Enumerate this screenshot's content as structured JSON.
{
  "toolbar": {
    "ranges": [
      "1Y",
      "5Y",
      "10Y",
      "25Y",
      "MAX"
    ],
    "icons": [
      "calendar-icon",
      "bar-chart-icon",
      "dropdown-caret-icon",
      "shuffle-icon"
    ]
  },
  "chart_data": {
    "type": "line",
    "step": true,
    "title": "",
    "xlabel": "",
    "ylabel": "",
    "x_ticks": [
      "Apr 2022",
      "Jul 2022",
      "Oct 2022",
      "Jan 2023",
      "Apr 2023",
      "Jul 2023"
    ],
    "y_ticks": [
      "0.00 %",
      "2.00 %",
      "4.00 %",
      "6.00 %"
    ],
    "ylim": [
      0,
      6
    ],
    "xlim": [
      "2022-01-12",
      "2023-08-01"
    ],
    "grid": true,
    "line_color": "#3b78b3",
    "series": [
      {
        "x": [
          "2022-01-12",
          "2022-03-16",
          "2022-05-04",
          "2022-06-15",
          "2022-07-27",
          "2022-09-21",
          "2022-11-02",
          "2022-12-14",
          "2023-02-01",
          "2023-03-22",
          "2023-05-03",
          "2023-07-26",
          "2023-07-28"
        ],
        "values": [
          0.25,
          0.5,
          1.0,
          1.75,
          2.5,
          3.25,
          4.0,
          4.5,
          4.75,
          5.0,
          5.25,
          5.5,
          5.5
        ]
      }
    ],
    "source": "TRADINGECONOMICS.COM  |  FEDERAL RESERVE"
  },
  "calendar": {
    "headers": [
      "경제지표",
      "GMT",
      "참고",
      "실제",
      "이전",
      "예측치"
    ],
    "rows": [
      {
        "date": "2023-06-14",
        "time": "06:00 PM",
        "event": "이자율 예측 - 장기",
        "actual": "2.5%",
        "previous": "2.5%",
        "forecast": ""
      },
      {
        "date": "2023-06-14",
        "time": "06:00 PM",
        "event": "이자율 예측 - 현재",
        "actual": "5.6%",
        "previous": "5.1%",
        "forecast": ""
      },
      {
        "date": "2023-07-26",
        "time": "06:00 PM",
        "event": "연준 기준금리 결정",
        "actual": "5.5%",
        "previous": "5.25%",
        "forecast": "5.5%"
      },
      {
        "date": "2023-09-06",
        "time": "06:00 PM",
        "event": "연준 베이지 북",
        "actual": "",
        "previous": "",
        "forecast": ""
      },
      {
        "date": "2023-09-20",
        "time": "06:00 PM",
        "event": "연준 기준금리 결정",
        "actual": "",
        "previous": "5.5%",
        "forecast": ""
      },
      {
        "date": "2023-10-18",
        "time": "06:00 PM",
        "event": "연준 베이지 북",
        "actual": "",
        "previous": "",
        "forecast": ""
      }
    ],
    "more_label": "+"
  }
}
========
## EXERCISE DIRECTIONS
Output all records verbatim.

## WORKED SOLUTION
Enumerate this screenshot's content as structured JSON.
{
  "toolbar": {
    "ranges": [
      "1Y",
      "5Y",
      "10Y",
      "25Y",
      "MAX"
    ],
    "icons": [
      "calendar-icon",
      "bar-chart-icon",
      "dropdown-caret-icon",
      "shuffle-icon"
    ]
  },
  "chart_data": {
    "type": "line",
    "step": true,
    "title": "",
    "xlabel": "",
    "ylabel": "",
    "x_ticks": [
      "Apr 2022",
      "Jul 2022",
      "Oct 2022",
      "Jan 2023",
      "Apr 2023",
      "Jul 2023"
    ],
    "y_ticks": [
      "0.00 %",
      "2.00 %",
      "4.00 %",
      "6.00 %"
    ],
    "ylim": [
      0,
      6
    ],
    "xlim": [
      "2022-01-12",
      "2023-08-01"
    ],
    "grid": true,
    "line_color": "#3b78b3",
    "series": [
      {
        "x": [
          "2022-01-12",
          "2022-03-16",
          "2022-05-04",
          "2022-06-15",
          "2022-07-27",
          "2022-09-21",
          "2022-11-02",
          "2022-12-14",
          "2023-02-01",
          "2023-03-22",
          "2023-05-03",
          "2023-07-26",
          "2023-07-28"
        ],
        "values": [
          0.25,
          0.5,
          1.0,
          1.75,
          2.5,
          3.25,
          4.0,
          4.5,
          4.75,
          5.0,
          5.25,
          5.5,
          5.5
        ]
      }
    ],
    "source": "TRADINGECONOMICS.COM  |  FEDERAL RESERVE"
  },
  "calendar": {
    "headers": [
      "경제지표",
      "GMT",
      "참고",
      "실제",
      "이전",
      "예측치"
    ],
    "rows": [
      {
        "date": "2023-06-14",
        "time": "06:00 PM",
        "event": "이자율 예측 - 장기",
        "actual": "2.5%",
        "previous": "2.5%",
        "forecast": ""
      },
      {
        "date": "2023-06-14",
        "time": "06:00 PM",
        "event": "이자율 예측 - 현재",
        "actual": "5.6%",
        "previous": "5.1%",
        "forecast": ""
      },
      {
        "date": "2023-07-26",
        "time": "06:00 PM",
        "event": "연준 기준금리 결정",
        "actual": "5.5%",
        "previous": "5.25%",
        "forecast": "5.5%"
      },
      {
        "date": "2023-09-06",
        "time": "06:00 PM",
        "event": "연준 베이지 북",
        "actual": "",
        "previous": "",
        "forecast": ""
      },
      {
        "date": "2023-09-20",
        "time": "06:00 PM",
        "event": "연준 기준금리 결정",
        "actual": "",
        "previous": "5.5%",
        "forecast": ""
      },
      {
        "date": "2023-10-18",
        "time": "06:00 PM",
        "event": "연준 베이지 북",
        "actual": "",
        "previous": "",
        "forecast": ""
      }
    ],
    "more_label": "+"
  }
}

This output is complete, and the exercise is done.